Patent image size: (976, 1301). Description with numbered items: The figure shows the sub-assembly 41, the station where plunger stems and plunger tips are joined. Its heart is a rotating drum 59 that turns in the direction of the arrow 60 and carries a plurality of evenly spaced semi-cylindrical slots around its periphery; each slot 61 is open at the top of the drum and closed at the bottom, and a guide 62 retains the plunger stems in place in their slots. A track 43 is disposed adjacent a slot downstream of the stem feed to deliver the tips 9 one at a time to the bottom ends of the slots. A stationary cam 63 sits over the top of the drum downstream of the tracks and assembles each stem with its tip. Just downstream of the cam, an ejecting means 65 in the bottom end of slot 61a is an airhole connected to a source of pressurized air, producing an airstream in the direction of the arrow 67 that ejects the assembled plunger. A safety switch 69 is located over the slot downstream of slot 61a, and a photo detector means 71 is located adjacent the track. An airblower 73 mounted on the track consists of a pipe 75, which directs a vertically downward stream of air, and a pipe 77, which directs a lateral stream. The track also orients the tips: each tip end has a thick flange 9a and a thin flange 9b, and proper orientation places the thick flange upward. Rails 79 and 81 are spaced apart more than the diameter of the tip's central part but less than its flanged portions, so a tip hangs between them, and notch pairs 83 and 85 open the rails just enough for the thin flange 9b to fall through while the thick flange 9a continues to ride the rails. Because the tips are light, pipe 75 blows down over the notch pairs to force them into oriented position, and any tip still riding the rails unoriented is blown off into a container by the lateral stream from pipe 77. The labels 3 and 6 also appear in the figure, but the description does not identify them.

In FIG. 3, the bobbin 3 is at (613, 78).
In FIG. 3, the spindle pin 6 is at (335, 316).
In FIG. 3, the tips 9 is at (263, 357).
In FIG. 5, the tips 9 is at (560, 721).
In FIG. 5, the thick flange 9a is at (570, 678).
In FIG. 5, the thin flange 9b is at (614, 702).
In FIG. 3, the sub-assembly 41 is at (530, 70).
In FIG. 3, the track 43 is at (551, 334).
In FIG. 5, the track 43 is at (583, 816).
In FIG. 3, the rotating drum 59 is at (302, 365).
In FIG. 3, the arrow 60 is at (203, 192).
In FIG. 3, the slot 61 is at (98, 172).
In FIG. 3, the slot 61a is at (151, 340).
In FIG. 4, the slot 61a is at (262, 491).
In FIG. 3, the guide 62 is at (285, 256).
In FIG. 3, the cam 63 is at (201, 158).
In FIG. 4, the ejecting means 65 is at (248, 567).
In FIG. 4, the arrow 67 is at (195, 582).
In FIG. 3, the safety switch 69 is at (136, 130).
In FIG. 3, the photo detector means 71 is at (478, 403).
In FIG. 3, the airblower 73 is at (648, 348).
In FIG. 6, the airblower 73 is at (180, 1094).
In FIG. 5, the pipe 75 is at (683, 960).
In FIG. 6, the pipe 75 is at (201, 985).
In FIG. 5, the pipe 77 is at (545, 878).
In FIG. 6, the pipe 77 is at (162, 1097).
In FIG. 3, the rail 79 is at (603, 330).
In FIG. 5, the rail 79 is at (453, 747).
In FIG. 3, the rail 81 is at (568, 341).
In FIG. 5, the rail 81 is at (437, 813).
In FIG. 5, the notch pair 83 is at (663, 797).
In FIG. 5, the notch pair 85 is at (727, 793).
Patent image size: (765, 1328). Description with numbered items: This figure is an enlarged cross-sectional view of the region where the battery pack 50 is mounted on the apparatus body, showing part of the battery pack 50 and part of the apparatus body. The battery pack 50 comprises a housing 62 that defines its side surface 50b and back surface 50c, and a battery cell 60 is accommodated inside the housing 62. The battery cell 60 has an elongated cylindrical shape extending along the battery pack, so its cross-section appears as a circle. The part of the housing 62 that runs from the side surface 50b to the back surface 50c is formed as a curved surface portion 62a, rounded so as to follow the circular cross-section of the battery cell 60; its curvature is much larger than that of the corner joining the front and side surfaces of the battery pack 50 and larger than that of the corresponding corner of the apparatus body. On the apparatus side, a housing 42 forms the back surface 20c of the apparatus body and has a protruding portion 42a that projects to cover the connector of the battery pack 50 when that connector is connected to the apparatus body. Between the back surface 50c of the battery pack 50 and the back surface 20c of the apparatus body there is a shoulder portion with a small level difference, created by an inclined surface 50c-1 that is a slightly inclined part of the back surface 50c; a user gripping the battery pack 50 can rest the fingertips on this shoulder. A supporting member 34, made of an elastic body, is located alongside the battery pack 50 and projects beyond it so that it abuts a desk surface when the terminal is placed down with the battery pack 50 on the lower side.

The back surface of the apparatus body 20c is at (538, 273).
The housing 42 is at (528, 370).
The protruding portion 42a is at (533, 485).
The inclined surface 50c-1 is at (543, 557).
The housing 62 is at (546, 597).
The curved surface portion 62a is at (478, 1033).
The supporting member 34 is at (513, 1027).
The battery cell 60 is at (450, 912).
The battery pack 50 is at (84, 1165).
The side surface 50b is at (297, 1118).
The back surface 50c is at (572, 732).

## The exercise:
Count the lines in the listing above that contain the string "track". Give only the number.

## Solution:
3